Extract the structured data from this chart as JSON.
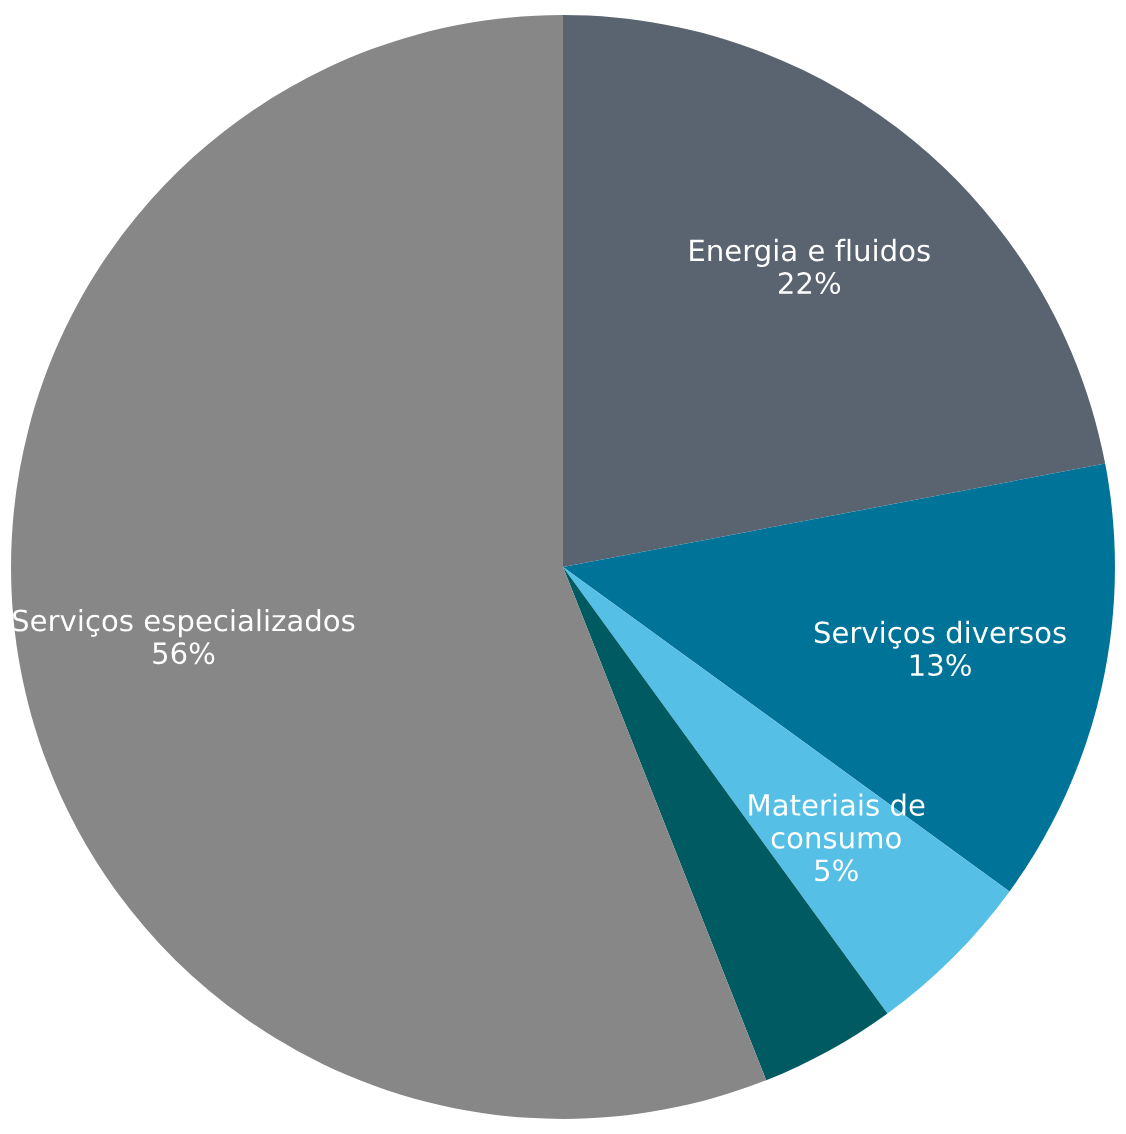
{
  "chart_data": {
    "type": "pie",
    "categories": [
      "Energia e fluidos",
      "Serviços diversos",
      "Materiais de\nconsumo",
      null,
      "Serviços especializados"
    ],
    "values": [
      22,
      13,
      5,
      4,
      56
    ],
    "colors": [
      "#5a6470",
      "#007398",
      "#56bfe6",
      "#005a62",
      "#878787"
    ],
    "value_labels": [
      "22%",
      "13%",
      "5%",
      null,
      "56%"
    ]
  }
}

==========

• _Given task_: The pictures should not be reproduced; quote all of the other material exactly.

• _The completed task_:
Extract the structured data from this chart as JSON.
{
  "chart_data": {
    "type": "pie",
    "categories": [
      "Energia e fluidos",
      "Serviços diversos",
      "Materiais de\nconsumo",
      null,
      "Serviços especializados"
    ],
    "values": [
      22,
      13,
      5,
      4,
      56
    ],
    "colors": [
      "#5a6470",
      "#007398",
      "#56bfe6",
      "#005a62",
      "#878787"
    ],
    "value_labels": [
      "22%",
      "13%",
      "5%",
      null,
      "56%"
    ]
  }
}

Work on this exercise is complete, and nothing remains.